Dataset items
..............................

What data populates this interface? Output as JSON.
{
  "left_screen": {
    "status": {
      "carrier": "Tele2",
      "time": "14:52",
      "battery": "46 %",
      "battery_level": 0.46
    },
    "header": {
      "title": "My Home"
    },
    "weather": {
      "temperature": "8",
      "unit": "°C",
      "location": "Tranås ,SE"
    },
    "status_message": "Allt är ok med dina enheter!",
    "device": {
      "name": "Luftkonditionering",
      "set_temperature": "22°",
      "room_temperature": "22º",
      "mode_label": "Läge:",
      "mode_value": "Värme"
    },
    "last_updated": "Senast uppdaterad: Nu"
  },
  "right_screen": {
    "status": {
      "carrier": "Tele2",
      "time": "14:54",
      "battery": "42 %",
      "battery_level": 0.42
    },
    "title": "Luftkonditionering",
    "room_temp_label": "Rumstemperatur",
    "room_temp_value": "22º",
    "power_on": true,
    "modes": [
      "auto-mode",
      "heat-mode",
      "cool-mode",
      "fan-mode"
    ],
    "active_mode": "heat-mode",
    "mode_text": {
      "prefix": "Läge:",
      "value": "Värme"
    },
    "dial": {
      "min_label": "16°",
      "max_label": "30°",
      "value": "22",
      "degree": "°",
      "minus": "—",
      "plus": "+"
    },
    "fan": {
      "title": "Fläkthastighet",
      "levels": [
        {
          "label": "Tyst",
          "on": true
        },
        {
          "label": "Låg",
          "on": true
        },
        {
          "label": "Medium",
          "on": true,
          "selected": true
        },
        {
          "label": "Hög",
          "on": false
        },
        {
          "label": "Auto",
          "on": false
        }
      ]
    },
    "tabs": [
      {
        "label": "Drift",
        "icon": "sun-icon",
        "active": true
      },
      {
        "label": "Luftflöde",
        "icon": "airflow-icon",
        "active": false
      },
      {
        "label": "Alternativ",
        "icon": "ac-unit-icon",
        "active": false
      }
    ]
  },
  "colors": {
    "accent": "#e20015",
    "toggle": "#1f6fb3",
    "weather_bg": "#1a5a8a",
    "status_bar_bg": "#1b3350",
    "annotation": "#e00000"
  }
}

..............................

WHAT YOU NEED TO DO:
Check each line of the entries above for the word "title". List the ones that have it.

ANSWER TO THE PROBLEM:
      "title": "My Home"
    "title": "Luftkonditionering",
      "title": "Fläkthastighet",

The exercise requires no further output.